■ **EXERCISE BRIEF**: Find the string "region" in the data, then copy every line where it is found.

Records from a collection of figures
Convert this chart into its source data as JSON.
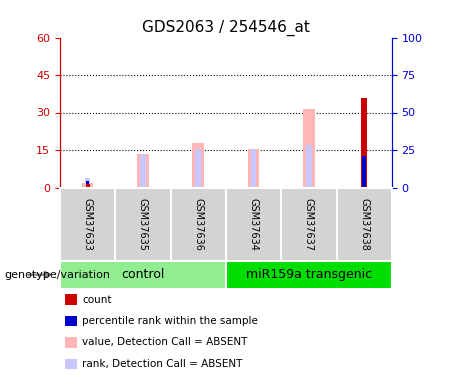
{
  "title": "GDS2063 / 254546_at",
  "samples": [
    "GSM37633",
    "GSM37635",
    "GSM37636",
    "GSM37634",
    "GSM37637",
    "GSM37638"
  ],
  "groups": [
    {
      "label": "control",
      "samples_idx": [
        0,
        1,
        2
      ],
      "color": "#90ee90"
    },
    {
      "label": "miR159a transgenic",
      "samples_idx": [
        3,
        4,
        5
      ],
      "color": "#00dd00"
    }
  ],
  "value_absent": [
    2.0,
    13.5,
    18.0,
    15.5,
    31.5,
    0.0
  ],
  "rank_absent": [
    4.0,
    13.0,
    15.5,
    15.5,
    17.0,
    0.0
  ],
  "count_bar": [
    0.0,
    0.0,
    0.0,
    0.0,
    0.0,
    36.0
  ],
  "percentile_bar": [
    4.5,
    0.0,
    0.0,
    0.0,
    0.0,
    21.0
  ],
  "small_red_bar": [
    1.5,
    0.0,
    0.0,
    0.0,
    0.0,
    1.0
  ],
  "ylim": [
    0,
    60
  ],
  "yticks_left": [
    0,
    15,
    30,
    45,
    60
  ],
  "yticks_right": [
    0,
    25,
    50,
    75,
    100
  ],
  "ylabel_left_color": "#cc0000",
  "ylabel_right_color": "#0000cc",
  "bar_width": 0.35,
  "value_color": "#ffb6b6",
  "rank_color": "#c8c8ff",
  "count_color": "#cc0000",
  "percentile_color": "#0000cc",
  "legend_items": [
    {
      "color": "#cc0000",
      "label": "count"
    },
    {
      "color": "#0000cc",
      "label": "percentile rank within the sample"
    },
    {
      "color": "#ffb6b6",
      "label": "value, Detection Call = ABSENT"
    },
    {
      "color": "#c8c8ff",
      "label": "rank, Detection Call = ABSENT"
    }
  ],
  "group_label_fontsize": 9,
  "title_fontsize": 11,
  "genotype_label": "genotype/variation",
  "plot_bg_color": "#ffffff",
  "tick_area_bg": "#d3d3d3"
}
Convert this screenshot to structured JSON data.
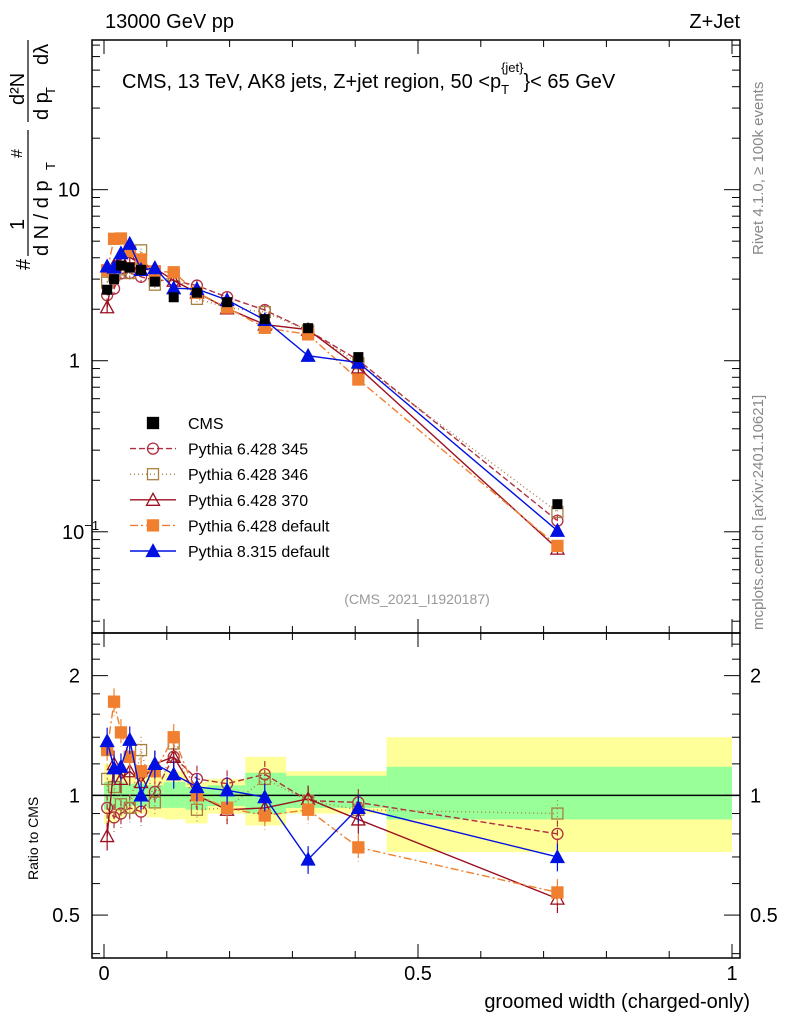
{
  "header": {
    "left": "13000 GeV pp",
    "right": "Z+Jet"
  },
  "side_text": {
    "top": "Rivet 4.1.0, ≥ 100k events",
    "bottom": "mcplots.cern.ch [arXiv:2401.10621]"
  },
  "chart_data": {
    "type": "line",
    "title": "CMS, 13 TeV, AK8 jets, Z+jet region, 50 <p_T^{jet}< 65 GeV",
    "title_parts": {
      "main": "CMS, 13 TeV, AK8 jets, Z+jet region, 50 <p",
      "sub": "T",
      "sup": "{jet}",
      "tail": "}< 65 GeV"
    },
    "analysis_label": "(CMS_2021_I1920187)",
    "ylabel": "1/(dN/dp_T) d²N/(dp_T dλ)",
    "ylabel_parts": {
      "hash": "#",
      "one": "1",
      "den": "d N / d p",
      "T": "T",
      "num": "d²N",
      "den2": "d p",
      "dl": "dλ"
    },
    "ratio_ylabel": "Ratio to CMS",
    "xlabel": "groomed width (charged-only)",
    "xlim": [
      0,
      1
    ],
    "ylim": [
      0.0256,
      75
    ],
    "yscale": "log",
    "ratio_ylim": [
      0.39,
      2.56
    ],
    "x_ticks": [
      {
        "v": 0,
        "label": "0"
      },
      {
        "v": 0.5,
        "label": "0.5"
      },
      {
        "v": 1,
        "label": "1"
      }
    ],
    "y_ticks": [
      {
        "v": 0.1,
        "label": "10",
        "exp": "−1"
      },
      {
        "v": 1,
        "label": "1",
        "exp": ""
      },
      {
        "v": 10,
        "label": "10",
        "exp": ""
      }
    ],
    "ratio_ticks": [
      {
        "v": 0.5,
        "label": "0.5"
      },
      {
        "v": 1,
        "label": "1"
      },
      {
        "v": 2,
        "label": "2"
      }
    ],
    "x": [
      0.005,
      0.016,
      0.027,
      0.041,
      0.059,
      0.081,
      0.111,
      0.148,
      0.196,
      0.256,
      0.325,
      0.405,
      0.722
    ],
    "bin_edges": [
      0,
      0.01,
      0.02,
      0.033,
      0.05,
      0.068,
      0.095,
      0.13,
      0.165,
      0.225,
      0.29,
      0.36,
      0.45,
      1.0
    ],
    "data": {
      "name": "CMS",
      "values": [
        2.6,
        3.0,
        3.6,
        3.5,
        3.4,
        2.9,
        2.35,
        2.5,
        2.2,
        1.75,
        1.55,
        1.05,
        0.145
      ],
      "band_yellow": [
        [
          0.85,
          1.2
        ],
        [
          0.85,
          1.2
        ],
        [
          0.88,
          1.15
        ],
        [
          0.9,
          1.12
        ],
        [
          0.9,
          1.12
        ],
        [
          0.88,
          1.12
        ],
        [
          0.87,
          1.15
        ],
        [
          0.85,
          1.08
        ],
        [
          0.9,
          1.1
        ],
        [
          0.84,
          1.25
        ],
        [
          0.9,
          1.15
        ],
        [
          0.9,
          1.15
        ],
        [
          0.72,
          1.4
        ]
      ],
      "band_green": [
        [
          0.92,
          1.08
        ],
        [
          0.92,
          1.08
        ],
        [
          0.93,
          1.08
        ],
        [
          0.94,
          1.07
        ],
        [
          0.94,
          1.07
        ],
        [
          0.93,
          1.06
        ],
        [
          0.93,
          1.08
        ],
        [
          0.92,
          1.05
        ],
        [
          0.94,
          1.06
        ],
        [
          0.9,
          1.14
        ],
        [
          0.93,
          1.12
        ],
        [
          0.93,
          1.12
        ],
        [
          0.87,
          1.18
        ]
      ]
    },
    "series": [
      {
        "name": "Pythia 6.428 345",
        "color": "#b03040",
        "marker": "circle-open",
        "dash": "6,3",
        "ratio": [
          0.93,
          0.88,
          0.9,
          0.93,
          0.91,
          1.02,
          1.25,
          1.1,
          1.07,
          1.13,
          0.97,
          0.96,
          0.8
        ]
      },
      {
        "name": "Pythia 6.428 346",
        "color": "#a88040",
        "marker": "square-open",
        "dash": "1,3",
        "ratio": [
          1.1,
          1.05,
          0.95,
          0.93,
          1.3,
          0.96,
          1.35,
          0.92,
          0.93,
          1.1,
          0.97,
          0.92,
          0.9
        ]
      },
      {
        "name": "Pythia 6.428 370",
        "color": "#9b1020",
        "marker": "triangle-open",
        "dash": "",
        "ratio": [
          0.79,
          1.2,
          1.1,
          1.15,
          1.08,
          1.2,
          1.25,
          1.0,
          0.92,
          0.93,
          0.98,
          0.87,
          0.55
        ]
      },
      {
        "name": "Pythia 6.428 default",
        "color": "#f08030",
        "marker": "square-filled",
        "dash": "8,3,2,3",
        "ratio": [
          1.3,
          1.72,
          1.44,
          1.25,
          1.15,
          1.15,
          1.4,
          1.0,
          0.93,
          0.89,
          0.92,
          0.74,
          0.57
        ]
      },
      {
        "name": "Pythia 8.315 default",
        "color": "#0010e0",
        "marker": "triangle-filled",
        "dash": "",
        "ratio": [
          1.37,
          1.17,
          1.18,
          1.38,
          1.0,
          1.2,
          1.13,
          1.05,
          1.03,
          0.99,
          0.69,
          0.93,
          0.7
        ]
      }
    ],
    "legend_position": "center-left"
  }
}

---

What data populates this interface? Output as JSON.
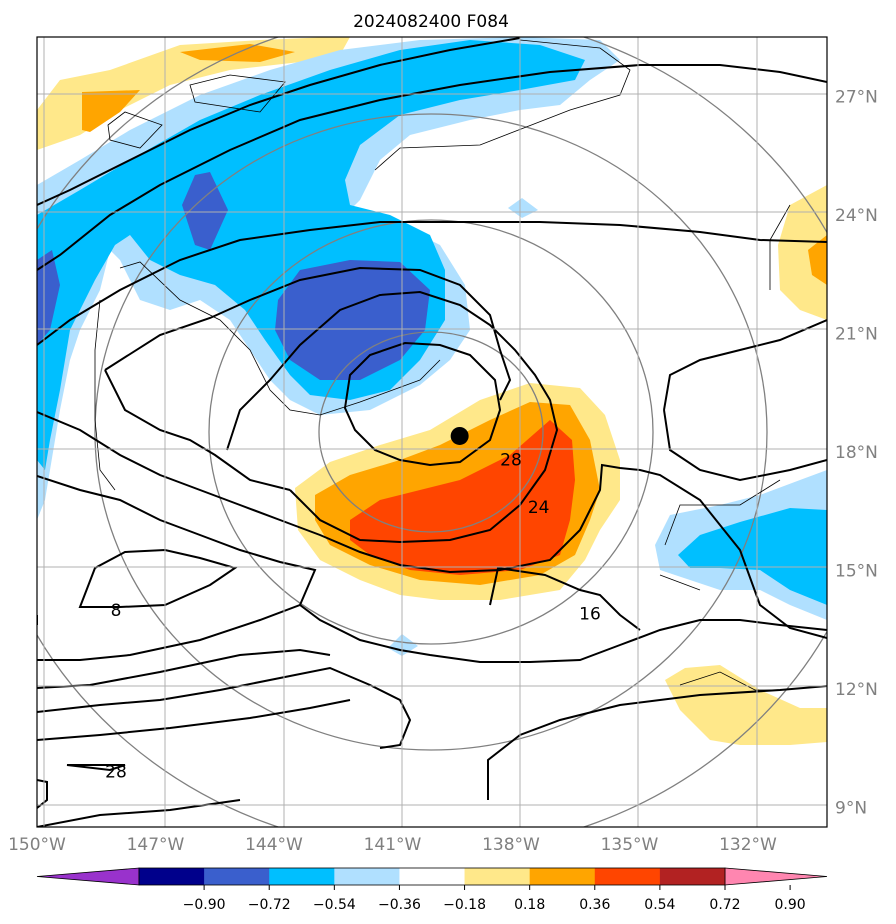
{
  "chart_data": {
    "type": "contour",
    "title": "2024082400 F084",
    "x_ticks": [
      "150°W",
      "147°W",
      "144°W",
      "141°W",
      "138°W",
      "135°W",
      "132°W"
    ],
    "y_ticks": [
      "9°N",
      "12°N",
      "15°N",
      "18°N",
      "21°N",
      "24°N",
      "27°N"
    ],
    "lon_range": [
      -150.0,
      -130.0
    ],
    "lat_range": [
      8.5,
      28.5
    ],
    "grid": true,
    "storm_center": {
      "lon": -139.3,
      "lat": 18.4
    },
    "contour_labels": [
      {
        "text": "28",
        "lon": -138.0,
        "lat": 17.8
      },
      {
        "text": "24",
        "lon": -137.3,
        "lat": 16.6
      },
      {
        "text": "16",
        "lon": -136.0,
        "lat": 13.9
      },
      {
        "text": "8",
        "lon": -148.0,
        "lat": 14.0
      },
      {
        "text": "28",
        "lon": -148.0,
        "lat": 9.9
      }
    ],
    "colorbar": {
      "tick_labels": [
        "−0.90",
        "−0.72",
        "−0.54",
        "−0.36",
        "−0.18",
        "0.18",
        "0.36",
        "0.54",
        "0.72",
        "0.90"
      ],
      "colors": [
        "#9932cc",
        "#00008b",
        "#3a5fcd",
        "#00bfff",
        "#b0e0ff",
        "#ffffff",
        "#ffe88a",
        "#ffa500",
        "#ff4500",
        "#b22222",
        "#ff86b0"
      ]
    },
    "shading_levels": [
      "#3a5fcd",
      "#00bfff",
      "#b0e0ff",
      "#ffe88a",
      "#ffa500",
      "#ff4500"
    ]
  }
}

■ **RESPONSE TO THE EXERCISE**:
    "title": "CMS, 13 TeV, AK8 jets, Z+jet region, 50 <p_T^{jet}< 65 GeV",
      "main": "CMS, 13 TeV, AK8 jets, Z+jet region, 50 <p",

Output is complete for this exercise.